▸ Directions for this task
Give the listing below again in full, exactly as written.

** start of Data shown **

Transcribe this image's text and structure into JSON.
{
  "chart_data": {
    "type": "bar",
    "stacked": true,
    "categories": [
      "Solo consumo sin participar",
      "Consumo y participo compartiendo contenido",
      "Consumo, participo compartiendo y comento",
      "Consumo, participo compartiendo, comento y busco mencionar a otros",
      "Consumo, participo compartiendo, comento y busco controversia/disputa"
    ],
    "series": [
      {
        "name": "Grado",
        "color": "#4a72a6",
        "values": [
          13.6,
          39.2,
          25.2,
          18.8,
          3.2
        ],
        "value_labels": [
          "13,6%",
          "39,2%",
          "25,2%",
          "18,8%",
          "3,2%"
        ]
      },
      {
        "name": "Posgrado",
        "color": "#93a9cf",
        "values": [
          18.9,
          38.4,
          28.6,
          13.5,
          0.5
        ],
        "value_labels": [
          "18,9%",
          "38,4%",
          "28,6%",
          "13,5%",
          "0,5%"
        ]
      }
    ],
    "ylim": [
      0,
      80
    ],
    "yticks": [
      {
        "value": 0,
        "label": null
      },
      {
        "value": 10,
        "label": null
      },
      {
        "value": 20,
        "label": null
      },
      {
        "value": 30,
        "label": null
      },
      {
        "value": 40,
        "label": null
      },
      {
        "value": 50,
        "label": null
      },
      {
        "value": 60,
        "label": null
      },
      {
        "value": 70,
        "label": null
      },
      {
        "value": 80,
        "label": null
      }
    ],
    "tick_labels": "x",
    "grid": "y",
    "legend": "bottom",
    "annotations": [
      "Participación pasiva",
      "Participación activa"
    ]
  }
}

** end of Data shown **

▸ Result of the task
Transcribe this image's text and structure into JSON.
{
  "chart_data": {
    "type": "bar",
    "stacked": true,
    "categories": [
      "Solo consumo sin participar",
      "Consumo y participo compartiendo contenido",
      "Consumo, participo compartiendo y comento",
      "Consumo, participo compartiendo, comento y busco mencionar a otros",
      "Consumo, participo compartiendo, comento y busco controversia/disputa"
    ],
    "series": [
      {
        "name": "Grado",
        "color": "#4a72a6",
        "values": [
          13.6,
          39.2,
          25.2,
          18.8,
          3.2
        ],
        "value_labels": [
          "13,6%",
          "39,2%",
          "25,2%",
          "18,8%",
          "3,2%"
        ]
      },
      {
        "name": "Posgrado",
        "color": "#93a9cf",
        "values": [
          18.9,
          38.4,
          28.6,
          13.5,
          0.5
        ],
        "value_labels": [
          "18,9%",
          "38,4%",
          "28,6%",
          "13,5%",
          "0,5%"
        ]
      }
    ],
    "ylim": [
      0,
      80
    ],
    "yticks": [
      {
        "value": 0,
        "label": null
      },
      {
        "value": 10,
        "label": null
      },
      {
        "value": 20,
        "label": null
      },
      {
        "value": 30,
        "label": null
      },
      {
        "value": 40,
        "label": null
      },
      {
        "value": 50,
        "label": null
      },
      {
        "value": 60,
        "label": null
      },
      {
        "value": 70,
        "label": null
      },
      {
        "value": 80,
        "label": null
      }
    ],
    "tick_labels": "x",
    "grid": "y",
    "legend": "bottom",
    "annotations": [
      "Participación pasiva",
      "Participación activa"
    ]
  }
}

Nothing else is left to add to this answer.